Records contained in a dataset
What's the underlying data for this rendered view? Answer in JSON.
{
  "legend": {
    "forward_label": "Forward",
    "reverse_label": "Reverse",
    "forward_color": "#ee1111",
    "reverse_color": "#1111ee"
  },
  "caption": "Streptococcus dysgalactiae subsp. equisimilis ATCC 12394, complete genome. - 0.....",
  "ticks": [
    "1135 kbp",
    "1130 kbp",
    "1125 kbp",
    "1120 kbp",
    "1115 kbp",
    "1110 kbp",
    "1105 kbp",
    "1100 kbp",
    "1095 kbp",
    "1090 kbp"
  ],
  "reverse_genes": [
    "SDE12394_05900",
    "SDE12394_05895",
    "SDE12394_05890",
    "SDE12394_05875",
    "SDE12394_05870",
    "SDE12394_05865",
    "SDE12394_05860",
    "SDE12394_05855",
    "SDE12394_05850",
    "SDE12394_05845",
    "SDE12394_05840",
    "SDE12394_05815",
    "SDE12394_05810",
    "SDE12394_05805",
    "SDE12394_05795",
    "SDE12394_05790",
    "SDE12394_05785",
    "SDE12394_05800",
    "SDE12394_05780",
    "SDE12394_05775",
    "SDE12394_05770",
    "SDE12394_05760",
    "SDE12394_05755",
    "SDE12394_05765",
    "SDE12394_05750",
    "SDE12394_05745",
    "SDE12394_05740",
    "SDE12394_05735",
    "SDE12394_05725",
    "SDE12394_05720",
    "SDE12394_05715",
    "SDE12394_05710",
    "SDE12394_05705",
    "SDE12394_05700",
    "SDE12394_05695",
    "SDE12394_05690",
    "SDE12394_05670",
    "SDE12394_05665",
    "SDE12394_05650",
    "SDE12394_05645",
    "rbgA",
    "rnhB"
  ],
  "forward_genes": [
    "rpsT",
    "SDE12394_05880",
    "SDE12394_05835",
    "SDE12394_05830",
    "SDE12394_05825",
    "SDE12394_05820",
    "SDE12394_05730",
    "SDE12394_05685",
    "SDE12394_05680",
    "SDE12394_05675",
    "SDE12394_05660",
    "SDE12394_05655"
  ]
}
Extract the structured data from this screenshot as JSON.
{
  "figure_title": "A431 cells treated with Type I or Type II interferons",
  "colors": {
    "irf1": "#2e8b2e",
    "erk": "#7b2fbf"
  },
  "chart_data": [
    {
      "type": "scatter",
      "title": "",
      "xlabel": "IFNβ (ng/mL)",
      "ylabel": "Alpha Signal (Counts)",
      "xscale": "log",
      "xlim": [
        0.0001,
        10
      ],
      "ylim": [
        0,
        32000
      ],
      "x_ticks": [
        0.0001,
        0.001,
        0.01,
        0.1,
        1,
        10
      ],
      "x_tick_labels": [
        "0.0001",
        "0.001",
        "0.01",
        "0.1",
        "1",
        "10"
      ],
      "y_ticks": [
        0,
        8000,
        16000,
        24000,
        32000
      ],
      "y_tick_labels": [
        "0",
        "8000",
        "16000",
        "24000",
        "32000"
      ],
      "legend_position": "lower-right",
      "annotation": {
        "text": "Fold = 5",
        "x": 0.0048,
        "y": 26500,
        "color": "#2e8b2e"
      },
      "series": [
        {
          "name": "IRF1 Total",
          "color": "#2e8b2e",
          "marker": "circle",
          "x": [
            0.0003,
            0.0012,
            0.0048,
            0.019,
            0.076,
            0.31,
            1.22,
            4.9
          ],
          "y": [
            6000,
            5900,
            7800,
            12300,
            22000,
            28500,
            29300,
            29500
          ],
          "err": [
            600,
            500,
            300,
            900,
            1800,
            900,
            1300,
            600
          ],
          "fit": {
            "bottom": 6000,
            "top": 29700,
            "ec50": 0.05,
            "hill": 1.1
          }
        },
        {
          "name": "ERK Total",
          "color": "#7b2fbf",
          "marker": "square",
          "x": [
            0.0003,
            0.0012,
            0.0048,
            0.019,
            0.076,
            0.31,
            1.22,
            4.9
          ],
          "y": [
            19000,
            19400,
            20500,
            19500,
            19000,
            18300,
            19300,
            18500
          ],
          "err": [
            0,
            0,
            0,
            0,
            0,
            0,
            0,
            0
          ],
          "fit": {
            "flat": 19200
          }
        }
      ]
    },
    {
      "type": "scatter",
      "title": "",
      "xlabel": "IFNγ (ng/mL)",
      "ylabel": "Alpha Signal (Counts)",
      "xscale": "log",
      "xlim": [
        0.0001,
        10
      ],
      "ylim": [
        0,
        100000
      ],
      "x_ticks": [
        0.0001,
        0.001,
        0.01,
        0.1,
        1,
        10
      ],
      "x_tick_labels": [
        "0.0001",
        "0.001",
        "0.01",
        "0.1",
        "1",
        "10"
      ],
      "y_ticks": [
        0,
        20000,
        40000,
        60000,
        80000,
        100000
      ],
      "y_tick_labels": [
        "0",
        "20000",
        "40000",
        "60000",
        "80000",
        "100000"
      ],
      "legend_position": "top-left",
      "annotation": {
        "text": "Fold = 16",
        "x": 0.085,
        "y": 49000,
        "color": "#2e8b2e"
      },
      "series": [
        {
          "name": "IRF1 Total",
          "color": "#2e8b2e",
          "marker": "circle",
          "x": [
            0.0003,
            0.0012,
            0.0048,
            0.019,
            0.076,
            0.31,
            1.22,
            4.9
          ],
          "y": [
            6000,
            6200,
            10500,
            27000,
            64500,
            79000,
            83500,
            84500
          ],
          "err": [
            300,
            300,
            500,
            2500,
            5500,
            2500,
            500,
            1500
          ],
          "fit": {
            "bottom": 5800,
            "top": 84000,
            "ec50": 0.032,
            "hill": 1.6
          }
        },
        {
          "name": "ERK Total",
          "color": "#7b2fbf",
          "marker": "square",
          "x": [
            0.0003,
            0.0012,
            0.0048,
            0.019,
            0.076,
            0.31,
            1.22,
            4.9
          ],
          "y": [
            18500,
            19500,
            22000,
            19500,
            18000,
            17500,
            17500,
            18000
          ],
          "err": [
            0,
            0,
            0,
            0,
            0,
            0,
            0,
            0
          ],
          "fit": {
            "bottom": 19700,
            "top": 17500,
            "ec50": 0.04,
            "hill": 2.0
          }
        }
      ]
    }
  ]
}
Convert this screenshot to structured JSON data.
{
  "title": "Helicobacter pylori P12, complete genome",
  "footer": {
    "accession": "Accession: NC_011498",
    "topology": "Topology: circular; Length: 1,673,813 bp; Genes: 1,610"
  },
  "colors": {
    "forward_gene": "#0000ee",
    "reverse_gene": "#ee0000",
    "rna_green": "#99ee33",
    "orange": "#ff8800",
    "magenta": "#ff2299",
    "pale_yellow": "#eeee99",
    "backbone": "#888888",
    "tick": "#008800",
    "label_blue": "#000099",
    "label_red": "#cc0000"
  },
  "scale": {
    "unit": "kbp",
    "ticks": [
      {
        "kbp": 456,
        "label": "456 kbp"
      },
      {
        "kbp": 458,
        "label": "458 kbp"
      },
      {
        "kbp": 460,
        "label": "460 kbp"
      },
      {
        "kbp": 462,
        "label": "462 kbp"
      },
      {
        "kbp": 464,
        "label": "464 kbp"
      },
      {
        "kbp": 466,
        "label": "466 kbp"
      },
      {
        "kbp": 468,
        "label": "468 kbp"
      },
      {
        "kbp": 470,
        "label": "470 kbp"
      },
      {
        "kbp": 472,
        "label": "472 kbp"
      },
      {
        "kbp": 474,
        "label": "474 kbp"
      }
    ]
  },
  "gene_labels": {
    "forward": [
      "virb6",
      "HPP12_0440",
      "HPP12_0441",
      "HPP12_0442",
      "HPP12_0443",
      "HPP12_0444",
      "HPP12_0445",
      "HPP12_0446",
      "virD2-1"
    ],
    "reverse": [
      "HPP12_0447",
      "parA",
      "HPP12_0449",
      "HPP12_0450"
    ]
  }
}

Exercise goal
Tally, across the records, each line that contains the word "structured", and answer with nothing except the count.

Answer to this task
2